:: Goal ::
Please copy all the lines that follow, word for word.

:: Supplied records ::
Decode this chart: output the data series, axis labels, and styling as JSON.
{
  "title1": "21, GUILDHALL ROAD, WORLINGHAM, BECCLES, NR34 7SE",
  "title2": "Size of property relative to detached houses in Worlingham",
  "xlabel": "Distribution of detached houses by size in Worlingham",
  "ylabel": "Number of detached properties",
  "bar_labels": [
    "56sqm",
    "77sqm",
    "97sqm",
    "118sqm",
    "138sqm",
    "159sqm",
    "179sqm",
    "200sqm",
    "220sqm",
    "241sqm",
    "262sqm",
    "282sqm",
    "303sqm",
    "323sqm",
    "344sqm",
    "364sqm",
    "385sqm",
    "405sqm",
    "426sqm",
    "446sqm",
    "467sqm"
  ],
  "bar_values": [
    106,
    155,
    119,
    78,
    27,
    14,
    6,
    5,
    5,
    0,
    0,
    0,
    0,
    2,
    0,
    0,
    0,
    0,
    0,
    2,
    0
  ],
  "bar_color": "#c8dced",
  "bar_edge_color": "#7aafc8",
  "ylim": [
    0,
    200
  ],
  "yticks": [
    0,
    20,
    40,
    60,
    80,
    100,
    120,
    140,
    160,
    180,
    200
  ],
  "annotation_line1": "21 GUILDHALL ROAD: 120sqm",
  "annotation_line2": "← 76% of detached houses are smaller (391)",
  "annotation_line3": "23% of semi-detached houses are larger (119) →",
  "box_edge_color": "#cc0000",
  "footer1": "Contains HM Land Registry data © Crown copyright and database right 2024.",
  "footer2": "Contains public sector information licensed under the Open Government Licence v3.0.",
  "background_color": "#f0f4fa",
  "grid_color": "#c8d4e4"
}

:: The output ::
Decode this chart: output the data series, axis labels, and styling as JSON.
{
  "title1": "21, GUILDHALL ROAD, WORLINGHAM, BECCLES, NR34 7SE",
  "title2": "Size of property relative to detached houses in Worlingham",
  "xlabel": "Distribution of detached houses by size in Worlingham",
  "ylabel": "Number of detached properties",
  "bar_labels": [
    "56sqm",
    "77sqm",
    "97sqm",
    "118sqm",
    "138sqm",
    "159sqm",
    "179sqm",
    "200sqm",
    "220sqm",
    "241sqm",
    "262sqm",
    "282sqm",
    "303sqm",
    "323sqm",
    "344sqm",
    "364sqm",
    "385sqm",
    "405sqm",
    "426sqm",
    "446sqm",
    "467sqm"
  ],
  "bar_values": [
    106,
    155,
    119,
    78,
    27,
    14,
    6,
    5,
    5,
    0,
    0,
    0,
    0,
    2,
    0,
    0,
    0,
    0,
    0,
    2,
    0
  ],
  "bar_color": "#c8dced",
  "bar_edge_color": "#7aafc8",
  "ylim": [
    0,
    200
  ],
  "yticks": [
    0,
    20,
    40,
    60,
    80,
    100,
    120,
    140,
    160,
    180,
    200
  ],
  "annotation_line1": "21 GUILDHALL ROAD: 120sqm",
  "annotation_line2": "← 76% of detached houses are smaller (391)",
  "annotation_line3": "23% of semi-detached houses are larger (119) →",
  "box_edge_color": "#cc0000",
  "footer1": "Contains HM Land Registry data © Crown copyright and database right 2024.",
  "footer2": "Contains public sector information licensed under the Open Government Licence v3.0.",
  "background_color": "#f0f4fa",
  "grid_color": "#c8d4e4"
}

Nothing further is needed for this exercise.